Your instructions:
Leave out the pictures and copy the remaining records exactly.

┄┄┄┄┄┄

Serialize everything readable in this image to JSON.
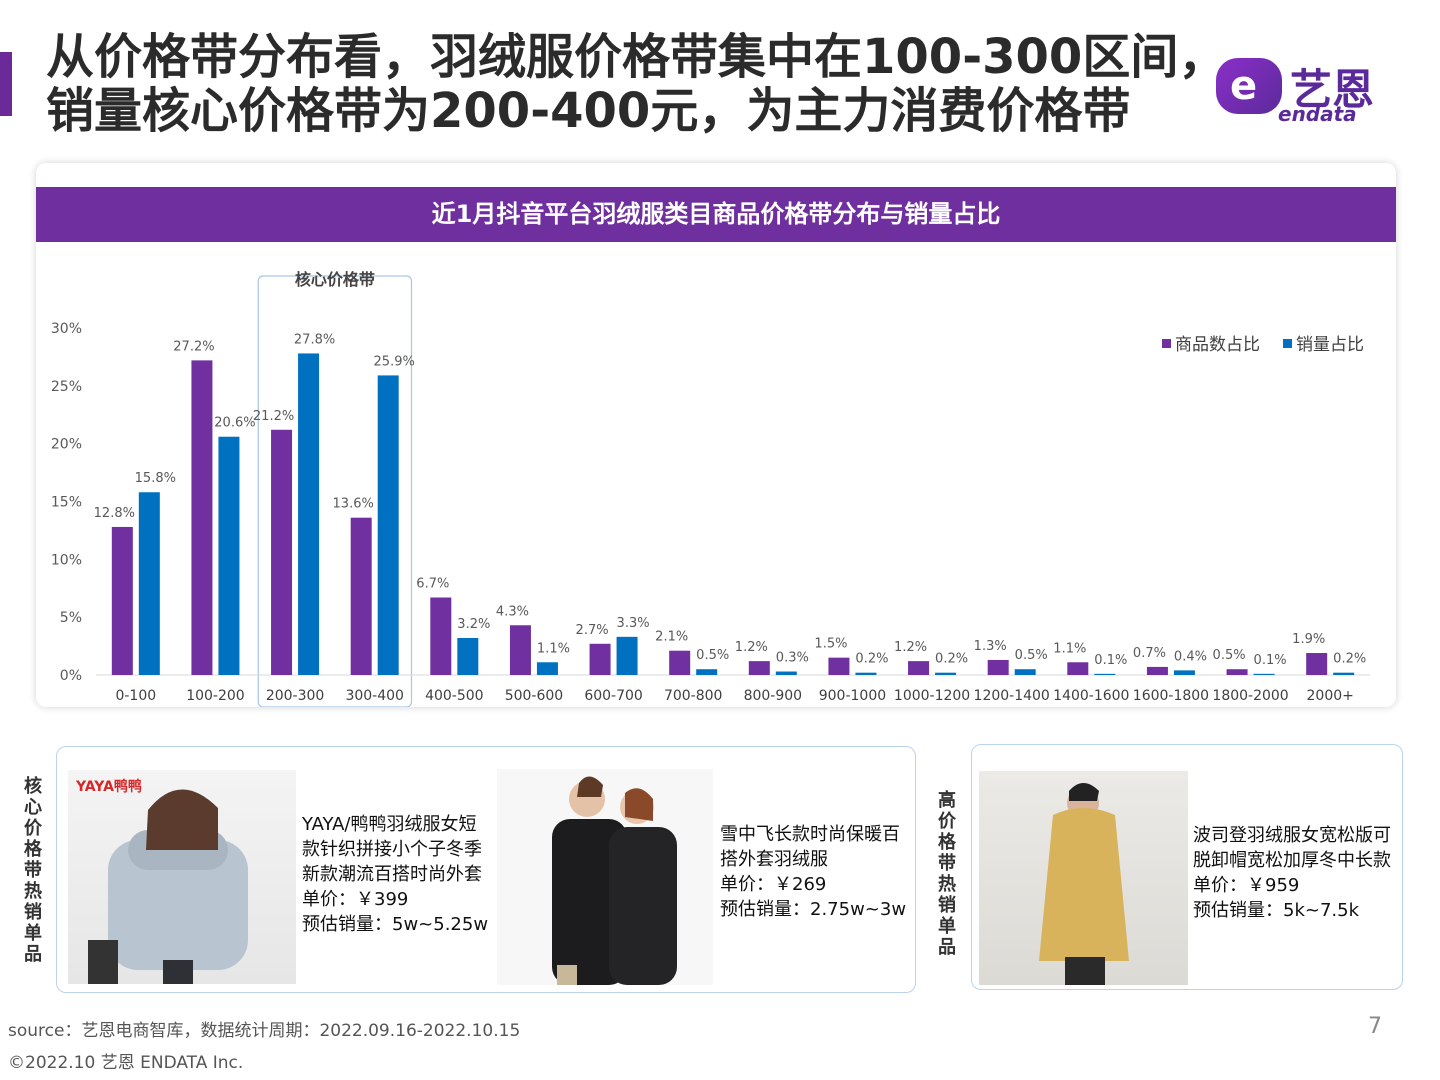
{
  "title": {
    "line1": "从价格带分布看，羽绒服价格带集中在100-300区间，",
    "line2": "销量核心价格带为200-400元，为主力消费价格带"
  },
  "logo": {
    "cn": "艺恩",
    "en": "endata",
    "mark": "e"
  },
  "chart": {
    "header": "近1月抖音平台羽绒服类目商品价格带分布与销量占比",
    "highlight_label": "核心价格带"
  },
  "chart_data": {
    "type": "bar",
    "categories": [
      "0-100",
      "100-200",
      "200-300",
      "300-400",
      "400-500",
      "500-600",
      "600-700",
      "700-800",
      "800-900",
      "900-1000",
      "1000-1200",
      "1200-1400",
      "1400-1600",
      "1600-1800",
      "1800-2000",
      "2000+"
    ],
    "series": [
      {
        "name": "商品数占比",
        "color": "#7030a0",
        "values": [
          12.8,
          27.2,
          21.2,
          13.6,
          6.7,
          4.3,
          2.7,
          2.1,
          1.2,
          1.5,
          1.2,
          1.3,
          1.1,
          0.7,
          0.5,
          1.9
        ]
      },
      {
        "name": "销量占比",
        "color": "#0070c0",
        "values": [
          15.8,
          20.6,
          27.8,
          25.9,
          3.2,
          1.1,
          3.3,
          0.5,
          0.3,
          0.2,
          0.2,
          0.5,
          0.1,
          0.4,
          0.1,
          0.2
        ]
      }
    ],
    "value_suffix": "%",
    "y_ticks": [
      "0%",
      "5%",
      "10%",
      "15%",
      "20%",
      "25%",
      "30%"
    ],
    "ylim": [
      0,
      30
    ],
    "legend_position": "top-right",
    "grid": false,
    "highlight_categories": [
      "200-300",
      "300-400"
    ]
  },
  "core_section": {
    "label": "核心价格带热销单品",
    "products": [
      {
        "brand_tag": "YAYA鸭鸭",
        "lines": [
          "YAYA/鸭鸭羽绒服女短",
          "款针织拼接小个子冬季",
          "新款潮流百搭时尚外套",
          "单价：￥399",
          "预估销量：5w~5.25w"
        ]
      },
      {
        "lines": [
          "雪中飞长款时尚保暖百",
          "搭外套羽绒服",
          "单价：￥269",
          "预估销量：2.75w~3w"
        ]
      }
    ]
  },
  "high_section": {
    "label": "高价格带热销单品",
    "product": {
      "lines": [
        "波司登羽绒服女宽松版可",
        "脱卸帽宽松加厚冬中长款",
        "单价：￥959",
        "预估销量：5k~7.5k"
      ]
    }
  },
  "footer": {
    "source": "source：艺恩电商智库，数据统计周期：2022.09.16-2022.10.15",
    "copyright": "©2022.10 艺恩 ENDATA Inc.",
    "page": "7"
  }
}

┄┄┄┄┄┄

Exercise output:
Serialize everything readable in this image to JSON.
{
  "title": {
    "line1": "从价格带分布看，羽绒服价格带集中在100-300区间，",
    "line2": "销量核心价格带为200-400元，为主力消费价格带"
  },
  "logo": {
    "cn": "艺恩",
    "en": "endata",
    "mark": "e"
  },
  "chart": {
    "header": "近1月抖音平台羽绒服类目商品价格带分布与销量占比",
    "highlight_label": "核心价格带"
  },
  "chart_data": {
    "type": "bar",
    "categories": [
      "0-100",
      "100-200",
      "200-300",
      "300-400",
      "400-500",
      "500-600",
      "600-700",
      "700-800",
      "800-900",
      "900-1000",
      "1000-1200",
      "1200-1400",
      "1400-1600",
      "1600-1800",
      "1800-2000",
      "2000+"
    ],
    "series": [
      {
        "name": "商品数占比",
        "color": "#7030a0",
        "values": [
          12.8,
          27.2,
          21.2,
          13.6,
          6.7,
          4.3,
          2.7,
          2.1,
          1.2,
          1.5,
          1.2,
          1.3,
          1.1,
          0.7,
          0.5,
          1.9
        ]
      },
      {
        "name": "销量占比",
        "color": "#0070c0",
        "values": [
          15.8,
          20.6,
          27.8,
          25.9,
          3.2,
          1.1,
          3.3,
          0.5,
          0.3,
          0.2,
          0.2,
          0.5,
          0.1,
          0.4,
          0.1,
          0.2
        ]
      }
    ],
    "value_suffix": "%",
    "y_ticks": [
      "0%",
      "5%",
      "10%",
      "15%",
      "20%",
      "25%",
      "30%"
    ],
    "ylim": [
      0,
      30
    ],
    "legend_position": "top-right",
    "grid": false,
    "highlight_categories": [
      "200-300",
      "300-400"
    ]
  },
  "core_section": {
    "label": "核心价格带热销单品",
    "products": [
      {
        "brand_tag": "YAYA鸭鸭",
        "lines": [
          "YAYA/鸭鸭羽绒服女短",
          "款针织拼接小个子冬季",
          "新款潮流百搭时尚外套",
          "单价：￥399",
          "预估销量：5w~5.25w"
        ]
      },
      {
        "lines": [
          "雪中飞长款时尚保暖百",
          "搭外套羽绒服",
          "单价：￥269",
          "预估销量：2.75w~3w"
        ]
      }
    ]
  },
  "high_section": {
    "label": "高价格带热销单品",
    "product": {
      "lines": [
        "波司登羽绒服女宽松版可",
        "脱卸帽宽松加厚冬中长款",
        "单价：￥959",
        "预估销量：5k~7.5k"
      ]
    }
  },
  "footer": {
    "source": "source：艺恩电商智库，数据统计周期：2022.09.16-2022.10.15",
    "copyright": "©2022.10 艺恩 ENDATA Inc.",
    "page": "7"
  }
}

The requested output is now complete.